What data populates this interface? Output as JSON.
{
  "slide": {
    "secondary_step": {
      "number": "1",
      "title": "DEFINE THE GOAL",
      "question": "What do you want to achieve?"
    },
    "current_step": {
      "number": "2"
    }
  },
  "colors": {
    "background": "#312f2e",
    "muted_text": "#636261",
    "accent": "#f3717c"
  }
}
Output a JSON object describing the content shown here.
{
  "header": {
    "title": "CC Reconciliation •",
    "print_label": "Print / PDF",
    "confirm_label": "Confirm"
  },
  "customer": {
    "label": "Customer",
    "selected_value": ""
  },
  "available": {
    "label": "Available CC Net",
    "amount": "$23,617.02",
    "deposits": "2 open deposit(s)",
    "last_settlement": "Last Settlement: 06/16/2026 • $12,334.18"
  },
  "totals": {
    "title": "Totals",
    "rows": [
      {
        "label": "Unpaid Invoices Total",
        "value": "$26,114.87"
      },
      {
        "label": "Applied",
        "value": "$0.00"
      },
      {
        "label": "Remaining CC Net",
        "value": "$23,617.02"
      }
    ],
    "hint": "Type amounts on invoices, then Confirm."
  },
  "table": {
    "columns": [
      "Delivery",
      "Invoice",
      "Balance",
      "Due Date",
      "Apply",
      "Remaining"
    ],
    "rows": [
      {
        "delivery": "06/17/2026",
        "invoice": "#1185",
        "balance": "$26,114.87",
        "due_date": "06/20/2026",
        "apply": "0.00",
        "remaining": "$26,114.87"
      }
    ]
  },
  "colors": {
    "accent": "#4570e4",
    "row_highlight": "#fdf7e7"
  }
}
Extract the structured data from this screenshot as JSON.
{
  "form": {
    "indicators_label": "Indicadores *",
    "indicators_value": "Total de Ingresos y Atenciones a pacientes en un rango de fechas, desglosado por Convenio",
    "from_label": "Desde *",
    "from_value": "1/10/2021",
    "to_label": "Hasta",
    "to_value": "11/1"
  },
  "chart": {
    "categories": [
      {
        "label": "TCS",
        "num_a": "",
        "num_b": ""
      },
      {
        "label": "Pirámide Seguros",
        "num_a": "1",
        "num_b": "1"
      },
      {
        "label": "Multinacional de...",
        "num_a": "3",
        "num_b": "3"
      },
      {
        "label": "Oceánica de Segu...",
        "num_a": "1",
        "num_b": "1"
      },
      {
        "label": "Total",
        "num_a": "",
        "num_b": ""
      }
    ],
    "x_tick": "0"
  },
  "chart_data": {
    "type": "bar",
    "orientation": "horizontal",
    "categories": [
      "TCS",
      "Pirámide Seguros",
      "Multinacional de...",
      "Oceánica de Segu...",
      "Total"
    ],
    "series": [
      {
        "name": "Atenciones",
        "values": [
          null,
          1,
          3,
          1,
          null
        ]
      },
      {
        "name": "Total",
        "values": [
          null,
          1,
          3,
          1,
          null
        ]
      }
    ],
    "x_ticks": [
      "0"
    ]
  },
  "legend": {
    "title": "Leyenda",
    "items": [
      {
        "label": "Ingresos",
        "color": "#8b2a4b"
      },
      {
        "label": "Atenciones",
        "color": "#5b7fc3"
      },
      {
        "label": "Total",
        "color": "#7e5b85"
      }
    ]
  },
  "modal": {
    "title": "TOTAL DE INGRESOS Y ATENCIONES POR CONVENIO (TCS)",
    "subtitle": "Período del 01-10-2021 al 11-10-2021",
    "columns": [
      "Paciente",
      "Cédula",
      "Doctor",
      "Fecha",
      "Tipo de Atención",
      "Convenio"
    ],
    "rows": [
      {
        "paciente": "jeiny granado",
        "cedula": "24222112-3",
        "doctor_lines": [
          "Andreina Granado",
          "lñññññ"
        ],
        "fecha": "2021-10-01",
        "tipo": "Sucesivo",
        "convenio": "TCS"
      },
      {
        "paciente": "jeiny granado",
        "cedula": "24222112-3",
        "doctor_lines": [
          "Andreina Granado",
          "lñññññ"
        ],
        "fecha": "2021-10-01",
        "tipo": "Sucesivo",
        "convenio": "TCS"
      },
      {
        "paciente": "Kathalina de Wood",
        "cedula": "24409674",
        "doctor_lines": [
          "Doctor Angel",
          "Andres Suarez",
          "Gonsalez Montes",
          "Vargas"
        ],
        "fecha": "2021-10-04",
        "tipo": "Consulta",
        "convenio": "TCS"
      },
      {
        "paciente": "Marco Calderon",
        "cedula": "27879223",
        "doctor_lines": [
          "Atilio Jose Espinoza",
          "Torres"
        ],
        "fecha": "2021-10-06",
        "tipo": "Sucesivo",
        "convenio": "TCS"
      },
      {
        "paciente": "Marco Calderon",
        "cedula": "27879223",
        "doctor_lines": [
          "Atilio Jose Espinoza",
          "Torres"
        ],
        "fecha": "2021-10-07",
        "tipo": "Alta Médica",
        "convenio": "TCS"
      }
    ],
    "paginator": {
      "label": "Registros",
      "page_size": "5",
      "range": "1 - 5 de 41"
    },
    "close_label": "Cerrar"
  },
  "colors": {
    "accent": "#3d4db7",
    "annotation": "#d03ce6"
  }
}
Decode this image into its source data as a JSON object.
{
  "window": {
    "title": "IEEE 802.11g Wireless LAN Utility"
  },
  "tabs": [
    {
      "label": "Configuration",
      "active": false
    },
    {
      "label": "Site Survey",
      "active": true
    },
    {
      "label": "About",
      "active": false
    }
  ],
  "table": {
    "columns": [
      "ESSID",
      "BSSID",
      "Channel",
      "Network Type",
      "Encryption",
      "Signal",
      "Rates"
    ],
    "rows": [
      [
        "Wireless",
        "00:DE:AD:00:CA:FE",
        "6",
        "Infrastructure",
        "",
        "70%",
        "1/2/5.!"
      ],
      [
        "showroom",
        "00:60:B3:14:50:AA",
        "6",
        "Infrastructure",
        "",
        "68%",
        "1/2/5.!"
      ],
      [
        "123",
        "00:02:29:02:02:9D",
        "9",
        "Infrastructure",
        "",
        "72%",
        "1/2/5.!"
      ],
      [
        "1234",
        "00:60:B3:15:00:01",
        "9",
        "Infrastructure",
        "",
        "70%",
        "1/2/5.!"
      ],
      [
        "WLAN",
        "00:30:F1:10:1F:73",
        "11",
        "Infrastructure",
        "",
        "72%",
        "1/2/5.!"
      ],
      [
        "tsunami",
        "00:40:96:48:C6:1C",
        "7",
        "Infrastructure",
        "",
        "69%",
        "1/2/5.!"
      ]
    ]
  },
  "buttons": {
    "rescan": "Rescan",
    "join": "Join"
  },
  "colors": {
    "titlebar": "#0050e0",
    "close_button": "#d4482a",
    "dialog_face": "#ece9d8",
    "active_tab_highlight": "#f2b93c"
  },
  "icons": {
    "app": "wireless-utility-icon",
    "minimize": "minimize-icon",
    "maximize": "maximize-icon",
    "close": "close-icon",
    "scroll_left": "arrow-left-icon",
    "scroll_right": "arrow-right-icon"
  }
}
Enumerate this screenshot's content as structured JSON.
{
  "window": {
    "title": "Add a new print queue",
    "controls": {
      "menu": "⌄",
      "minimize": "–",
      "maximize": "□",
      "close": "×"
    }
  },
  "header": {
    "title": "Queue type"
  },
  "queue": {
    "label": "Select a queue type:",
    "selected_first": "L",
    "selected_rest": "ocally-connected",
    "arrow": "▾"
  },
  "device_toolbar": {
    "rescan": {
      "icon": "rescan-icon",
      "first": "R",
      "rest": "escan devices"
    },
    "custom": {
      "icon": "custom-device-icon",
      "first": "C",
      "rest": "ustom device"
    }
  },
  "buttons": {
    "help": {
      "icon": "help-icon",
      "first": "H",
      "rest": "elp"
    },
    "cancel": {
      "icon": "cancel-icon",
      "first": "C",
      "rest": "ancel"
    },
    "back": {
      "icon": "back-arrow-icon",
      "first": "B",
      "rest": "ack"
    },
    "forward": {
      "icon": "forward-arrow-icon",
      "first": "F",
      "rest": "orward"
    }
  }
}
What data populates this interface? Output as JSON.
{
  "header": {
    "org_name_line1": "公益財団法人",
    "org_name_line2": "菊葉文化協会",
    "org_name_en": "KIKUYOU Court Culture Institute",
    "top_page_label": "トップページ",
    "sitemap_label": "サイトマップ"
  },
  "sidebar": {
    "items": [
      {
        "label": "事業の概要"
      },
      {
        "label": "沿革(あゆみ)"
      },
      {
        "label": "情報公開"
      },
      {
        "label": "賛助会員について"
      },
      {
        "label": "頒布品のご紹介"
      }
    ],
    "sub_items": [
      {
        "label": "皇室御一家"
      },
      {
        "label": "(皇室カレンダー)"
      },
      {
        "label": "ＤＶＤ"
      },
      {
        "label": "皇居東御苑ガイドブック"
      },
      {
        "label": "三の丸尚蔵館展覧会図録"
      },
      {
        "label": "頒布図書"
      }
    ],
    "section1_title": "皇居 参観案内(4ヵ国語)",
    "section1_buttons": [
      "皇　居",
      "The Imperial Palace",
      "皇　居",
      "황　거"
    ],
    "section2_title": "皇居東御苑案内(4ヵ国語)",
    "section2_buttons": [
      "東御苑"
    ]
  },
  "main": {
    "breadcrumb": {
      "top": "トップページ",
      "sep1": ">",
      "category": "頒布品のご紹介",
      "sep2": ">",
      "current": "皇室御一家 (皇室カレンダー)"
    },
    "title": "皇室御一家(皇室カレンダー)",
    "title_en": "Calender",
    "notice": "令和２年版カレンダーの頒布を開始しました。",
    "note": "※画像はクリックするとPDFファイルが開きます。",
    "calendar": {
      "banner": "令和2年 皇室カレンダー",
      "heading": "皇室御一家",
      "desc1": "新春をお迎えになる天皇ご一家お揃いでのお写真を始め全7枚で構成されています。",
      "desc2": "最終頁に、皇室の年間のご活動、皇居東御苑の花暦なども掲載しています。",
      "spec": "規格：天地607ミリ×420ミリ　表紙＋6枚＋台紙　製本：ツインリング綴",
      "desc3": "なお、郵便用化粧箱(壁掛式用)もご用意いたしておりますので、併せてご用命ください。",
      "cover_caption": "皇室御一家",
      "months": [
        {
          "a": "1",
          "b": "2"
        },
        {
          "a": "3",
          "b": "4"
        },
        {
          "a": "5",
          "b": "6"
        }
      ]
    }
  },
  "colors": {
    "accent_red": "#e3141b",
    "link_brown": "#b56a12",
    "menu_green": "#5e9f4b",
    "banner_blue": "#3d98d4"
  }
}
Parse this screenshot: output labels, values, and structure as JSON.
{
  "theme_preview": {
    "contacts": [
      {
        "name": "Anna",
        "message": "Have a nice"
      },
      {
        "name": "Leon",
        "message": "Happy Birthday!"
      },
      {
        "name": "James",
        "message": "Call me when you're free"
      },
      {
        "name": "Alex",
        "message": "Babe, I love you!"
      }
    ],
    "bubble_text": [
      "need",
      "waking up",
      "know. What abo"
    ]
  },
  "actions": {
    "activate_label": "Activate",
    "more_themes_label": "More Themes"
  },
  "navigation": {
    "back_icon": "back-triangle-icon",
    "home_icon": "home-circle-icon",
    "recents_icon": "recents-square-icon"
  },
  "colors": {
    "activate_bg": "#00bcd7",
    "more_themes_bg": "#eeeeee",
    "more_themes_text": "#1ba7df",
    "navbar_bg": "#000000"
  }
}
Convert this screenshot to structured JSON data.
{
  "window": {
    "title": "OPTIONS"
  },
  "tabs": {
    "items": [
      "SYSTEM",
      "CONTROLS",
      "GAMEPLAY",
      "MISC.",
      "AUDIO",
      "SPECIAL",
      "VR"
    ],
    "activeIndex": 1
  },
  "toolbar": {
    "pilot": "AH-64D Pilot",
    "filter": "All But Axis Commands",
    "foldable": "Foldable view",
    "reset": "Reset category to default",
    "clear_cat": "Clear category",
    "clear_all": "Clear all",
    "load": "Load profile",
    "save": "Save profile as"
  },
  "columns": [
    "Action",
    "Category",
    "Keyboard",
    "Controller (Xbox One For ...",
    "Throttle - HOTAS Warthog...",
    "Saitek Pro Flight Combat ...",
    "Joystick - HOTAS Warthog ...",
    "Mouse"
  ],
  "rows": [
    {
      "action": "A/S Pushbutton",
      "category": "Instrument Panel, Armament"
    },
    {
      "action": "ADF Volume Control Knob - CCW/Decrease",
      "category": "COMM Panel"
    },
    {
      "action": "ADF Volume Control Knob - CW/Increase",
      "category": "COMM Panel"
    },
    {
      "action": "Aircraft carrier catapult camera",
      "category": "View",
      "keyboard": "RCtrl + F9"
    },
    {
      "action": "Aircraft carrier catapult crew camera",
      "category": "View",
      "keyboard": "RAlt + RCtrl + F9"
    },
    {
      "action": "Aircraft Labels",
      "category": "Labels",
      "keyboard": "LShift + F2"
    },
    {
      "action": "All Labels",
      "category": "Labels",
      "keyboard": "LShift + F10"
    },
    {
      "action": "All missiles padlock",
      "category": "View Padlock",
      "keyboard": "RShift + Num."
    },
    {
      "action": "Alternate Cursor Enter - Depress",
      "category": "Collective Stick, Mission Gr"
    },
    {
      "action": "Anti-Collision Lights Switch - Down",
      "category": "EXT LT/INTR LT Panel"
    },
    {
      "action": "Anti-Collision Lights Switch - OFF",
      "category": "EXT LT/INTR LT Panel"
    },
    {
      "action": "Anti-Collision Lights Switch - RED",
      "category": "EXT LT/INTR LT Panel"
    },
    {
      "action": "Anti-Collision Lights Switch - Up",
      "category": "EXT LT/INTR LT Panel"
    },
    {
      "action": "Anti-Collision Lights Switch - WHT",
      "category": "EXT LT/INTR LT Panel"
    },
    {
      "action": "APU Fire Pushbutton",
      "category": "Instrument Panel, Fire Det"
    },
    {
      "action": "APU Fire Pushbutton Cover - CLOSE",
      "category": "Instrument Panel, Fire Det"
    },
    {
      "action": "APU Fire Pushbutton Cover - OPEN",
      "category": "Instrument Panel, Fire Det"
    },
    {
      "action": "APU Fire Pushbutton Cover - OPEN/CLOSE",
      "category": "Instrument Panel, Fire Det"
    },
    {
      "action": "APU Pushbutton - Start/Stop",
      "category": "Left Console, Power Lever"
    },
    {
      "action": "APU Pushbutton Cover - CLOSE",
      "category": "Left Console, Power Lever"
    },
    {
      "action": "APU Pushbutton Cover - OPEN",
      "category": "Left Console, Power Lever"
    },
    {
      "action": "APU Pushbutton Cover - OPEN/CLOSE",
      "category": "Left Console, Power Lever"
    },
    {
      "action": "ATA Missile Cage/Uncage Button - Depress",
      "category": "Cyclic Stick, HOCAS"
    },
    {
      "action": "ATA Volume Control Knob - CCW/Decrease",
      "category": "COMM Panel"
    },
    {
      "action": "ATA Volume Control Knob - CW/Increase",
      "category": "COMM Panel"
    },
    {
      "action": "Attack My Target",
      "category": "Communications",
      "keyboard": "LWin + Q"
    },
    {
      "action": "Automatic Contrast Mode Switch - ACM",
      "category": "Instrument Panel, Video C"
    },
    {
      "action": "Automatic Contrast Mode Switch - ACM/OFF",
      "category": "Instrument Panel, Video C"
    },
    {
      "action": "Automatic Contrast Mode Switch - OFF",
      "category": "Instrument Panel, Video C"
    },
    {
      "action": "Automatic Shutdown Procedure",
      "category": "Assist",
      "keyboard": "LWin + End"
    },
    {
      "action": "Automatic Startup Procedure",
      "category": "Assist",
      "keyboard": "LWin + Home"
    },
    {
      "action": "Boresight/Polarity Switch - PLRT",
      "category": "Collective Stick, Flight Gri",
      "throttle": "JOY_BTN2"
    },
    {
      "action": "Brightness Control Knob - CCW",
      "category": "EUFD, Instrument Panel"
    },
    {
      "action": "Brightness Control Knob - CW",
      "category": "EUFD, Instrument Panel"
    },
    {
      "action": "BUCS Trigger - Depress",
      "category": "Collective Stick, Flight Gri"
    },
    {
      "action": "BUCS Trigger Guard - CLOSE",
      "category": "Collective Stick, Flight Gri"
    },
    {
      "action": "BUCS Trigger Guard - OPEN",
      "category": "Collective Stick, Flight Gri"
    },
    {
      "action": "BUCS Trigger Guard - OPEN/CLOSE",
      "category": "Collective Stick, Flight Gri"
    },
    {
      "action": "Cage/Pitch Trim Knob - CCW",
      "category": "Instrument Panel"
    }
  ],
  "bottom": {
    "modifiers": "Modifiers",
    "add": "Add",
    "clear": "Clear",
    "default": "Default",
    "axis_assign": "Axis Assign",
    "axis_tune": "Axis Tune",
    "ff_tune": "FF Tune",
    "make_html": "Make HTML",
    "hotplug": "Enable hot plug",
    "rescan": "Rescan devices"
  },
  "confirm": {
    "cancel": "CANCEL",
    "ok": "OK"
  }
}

• _The problem_
Look through the material and copy each line that has "Anti".

• _Final result_
      "action": "Anti-Collision Lights Switch - Down",
      "action": "Anti-Collision Lights Switch - OFF",
      "action": "Anti-Collision Lights Switch - RED",
      "action": "Anti-Collision Lights Switch - Up",
      "action": "Anti-Collision Lights Switch - WHT",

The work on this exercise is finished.